**Task details**
Quote the stretch of entries from their start through the line containing "The first gate terminal 302a is", reproducing each line unchanged.

>> Begin Data listing

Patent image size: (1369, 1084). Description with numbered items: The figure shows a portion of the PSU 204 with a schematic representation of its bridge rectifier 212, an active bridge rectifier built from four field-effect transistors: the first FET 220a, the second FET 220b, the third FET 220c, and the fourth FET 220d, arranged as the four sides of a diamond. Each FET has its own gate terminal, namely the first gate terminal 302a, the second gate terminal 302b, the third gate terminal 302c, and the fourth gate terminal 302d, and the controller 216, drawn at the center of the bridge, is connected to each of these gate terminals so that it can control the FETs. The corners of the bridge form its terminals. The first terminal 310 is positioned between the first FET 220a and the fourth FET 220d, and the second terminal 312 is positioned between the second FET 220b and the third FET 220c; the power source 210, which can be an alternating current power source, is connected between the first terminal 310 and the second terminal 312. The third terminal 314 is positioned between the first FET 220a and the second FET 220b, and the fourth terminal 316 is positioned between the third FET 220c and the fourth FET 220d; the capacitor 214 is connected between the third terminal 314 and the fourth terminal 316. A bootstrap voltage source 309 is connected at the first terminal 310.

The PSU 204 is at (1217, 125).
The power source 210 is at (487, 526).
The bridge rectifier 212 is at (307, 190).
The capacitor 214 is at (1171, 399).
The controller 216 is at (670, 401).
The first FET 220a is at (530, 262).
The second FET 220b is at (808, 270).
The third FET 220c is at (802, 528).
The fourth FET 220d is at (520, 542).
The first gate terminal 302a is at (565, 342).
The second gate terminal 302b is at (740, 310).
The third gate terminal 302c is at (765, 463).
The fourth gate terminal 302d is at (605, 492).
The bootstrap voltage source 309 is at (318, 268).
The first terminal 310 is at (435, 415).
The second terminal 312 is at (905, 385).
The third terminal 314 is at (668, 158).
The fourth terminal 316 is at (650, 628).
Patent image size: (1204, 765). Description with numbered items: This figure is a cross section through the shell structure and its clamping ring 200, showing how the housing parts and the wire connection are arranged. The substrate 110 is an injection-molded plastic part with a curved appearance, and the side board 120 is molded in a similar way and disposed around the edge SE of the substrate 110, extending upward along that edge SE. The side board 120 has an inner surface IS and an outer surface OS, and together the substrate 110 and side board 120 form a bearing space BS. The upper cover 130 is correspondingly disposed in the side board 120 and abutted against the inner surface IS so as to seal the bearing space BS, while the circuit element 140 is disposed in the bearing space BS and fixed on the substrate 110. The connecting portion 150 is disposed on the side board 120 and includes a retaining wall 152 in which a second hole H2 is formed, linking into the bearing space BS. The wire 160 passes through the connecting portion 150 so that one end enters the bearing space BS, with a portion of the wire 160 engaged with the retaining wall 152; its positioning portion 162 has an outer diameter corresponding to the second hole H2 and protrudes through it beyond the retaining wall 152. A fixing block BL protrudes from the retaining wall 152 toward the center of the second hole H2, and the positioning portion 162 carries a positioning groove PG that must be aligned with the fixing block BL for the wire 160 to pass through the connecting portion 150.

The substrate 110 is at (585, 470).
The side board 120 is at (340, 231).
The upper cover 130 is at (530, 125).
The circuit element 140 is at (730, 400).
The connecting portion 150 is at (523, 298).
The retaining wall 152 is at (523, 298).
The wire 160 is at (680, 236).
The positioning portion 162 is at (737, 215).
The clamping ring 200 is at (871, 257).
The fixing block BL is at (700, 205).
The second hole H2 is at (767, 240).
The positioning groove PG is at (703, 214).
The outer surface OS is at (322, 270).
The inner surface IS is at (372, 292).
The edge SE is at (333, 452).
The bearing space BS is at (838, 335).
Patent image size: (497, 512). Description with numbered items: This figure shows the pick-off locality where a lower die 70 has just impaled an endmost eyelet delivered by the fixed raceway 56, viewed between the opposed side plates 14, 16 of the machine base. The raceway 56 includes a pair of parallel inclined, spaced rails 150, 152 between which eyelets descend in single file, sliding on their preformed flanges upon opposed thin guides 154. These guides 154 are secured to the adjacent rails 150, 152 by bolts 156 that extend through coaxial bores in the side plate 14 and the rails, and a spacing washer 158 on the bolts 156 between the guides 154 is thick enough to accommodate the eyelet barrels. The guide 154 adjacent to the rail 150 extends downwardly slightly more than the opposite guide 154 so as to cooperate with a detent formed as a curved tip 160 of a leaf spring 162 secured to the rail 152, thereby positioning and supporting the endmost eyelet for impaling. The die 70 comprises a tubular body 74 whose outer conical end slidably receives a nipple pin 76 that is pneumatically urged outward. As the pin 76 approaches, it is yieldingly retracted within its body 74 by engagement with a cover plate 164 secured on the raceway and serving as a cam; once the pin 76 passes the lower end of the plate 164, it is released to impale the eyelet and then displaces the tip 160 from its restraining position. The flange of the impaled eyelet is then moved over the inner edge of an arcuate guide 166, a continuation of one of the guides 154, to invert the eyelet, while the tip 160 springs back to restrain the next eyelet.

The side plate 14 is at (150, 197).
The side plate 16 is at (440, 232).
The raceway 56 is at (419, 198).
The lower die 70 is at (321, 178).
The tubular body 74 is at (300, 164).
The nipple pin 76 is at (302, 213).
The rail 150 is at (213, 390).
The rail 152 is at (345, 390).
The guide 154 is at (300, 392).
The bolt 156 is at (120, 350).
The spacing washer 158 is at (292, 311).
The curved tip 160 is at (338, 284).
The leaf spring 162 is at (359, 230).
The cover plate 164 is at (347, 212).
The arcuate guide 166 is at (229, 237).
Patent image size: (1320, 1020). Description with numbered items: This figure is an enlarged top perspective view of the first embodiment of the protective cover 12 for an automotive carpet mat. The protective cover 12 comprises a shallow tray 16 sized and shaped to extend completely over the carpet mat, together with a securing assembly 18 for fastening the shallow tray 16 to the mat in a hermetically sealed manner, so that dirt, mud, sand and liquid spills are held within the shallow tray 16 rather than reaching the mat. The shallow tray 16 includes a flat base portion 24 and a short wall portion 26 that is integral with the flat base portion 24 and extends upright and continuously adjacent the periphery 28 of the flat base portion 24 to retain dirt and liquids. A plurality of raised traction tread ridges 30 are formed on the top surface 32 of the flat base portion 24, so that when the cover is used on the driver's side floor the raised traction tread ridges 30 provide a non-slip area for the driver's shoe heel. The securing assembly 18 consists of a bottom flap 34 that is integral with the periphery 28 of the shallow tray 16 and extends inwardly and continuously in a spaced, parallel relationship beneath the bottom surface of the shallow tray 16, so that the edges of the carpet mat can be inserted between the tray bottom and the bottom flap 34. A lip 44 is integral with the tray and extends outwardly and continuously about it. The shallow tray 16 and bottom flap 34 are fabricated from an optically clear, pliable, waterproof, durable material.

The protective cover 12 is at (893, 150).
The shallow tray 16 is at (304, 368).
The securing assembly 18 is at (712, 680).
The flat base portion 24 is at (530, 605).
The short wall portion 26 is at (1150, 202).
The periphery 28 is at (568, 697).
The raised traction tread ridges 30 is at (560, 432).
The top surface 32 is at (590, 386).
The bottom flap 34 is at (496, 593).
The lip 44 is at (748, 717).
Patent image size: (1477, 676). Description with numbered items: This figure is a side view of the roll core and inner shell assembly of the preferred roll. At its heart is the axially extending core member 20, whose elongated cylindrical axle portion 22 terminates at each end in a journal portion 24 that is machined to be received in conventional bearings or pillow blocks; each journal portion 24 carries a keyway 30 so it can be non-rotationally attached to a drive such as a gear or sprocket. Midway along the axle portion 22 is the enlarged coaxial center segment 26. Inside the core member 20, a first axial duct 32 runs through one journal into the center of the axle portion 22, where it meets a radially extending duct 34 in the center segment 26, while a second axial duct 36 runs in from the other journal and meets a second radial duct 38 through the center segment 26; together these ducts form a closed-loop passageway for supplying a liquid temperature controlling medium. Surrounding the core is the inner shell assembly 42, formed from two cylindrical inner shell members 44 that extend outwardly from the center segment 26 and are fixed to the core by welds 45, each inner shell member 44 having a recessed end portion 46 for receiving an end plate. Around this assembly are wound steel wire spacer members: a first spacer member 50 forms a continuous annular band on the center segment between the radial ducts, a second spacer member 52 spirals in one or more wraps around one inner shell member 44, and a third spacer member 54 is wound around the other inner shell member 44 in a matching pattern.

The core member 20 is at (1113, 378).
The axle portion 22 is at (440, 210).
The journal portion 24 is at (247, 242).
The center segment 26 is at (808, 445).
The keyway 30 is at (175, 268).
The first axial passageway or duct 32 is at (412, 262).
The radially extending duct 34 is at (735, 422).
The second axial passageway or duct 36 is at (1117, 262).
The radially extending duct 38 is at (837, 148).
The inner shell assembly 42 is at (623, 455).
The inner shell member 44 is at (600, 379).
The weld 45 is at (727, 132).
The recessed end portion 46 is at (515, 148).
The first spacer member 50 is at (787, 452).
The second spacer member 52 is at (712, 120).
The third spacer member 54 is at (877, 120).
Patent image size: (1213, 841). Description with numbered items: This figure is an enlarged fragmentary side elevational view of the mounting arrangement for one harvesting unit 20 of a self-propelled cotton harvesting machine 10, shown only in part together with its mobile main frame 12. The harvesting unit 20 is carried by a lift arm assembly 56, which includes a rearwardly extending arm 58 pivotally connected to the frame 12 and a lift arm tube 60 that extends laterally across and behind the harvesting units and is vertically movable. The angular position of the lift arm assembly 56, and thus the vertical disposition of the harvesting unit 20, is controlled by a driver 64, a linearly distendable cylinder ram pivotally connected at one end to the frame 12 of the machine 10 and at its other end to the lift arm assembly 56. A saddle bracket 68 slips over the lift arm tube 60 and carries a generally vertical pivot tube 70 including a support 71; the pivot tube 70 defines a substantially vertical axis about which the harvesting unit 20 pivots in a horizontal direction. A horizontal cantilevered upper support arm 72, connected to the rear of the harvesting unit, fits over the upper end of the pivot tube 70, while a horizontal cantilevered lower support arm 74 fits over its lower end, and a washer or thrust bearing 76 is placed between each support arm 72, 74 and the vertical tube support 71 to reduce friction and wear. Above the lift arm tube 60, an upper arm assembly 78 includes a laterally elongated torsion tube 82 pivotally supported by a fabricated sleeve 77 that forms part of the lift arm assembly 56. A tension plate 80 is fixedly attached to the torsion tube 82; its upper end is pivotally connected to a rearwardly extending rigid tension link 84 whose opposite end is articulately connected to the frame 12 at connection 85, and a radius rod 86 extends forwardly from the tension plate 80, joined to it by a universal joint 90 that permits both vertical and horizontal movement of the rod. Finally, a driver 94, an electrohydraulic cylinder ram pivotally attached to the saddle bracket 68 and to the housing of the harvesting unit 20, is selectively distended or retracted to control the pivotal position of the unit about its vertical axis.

>> End Data listing

**Finished exercise**
Patent image size: (1369, 1084). Description with numbered items: The figure shows a portion of the PSU 204 with a schematic representation of its bridge rectifier 212, an active bridge rectifier built from four field-effect transistors: the first FET 220a, the second FET 220b, the third FET 220c, and the fourth FET 220d, arranged as the four sides of a diamond. Each FET has its own gate terminal, namely the first gate terminal 302a, the second gate terminal 302b, the third gate terminal 302c, and the fourth gate terminal 302d, and the controller 216, drawn at the center of the bridge, is connected to each of these gate terminals so that it can control the FETs. The corners of the bridge form its terminals. The first terminal 310 is positioned between the first FET 220a and the fourth FET 220d, and the second terminal 312 is positioned between the second FET 220b and the third FET 220c; the power source 210, which can be an alternating current power source, is connected between the first terminal 310 and the second terminal 312. The third terminal 314 is positioned between the first FET 220a and the second FET 220b, and the fourth terminal 316 is positioned between the third FET 220c and the fourth FET 220d; the capacitor 214 is connected between the third terminal 314 and the fourth terminal 316. A bootstrap voltage source 309 is connected at the first terminal 310.

The PSU 204 is at (1217, 125).
The power source 210 is at (487, 526).
The bridge rectifier 212 is at (307, 190).
The capacitor 214 is at (1171, 399).
The controller 216 is at (670, 401).
The first FET 220a is at (530, 262).
The second FET 220b is at (808, 270).
The third FET 220c is at (802, 528).
The fourth FET 220d is at (520, 542).
The first gate terminal 302a is at (565, 342).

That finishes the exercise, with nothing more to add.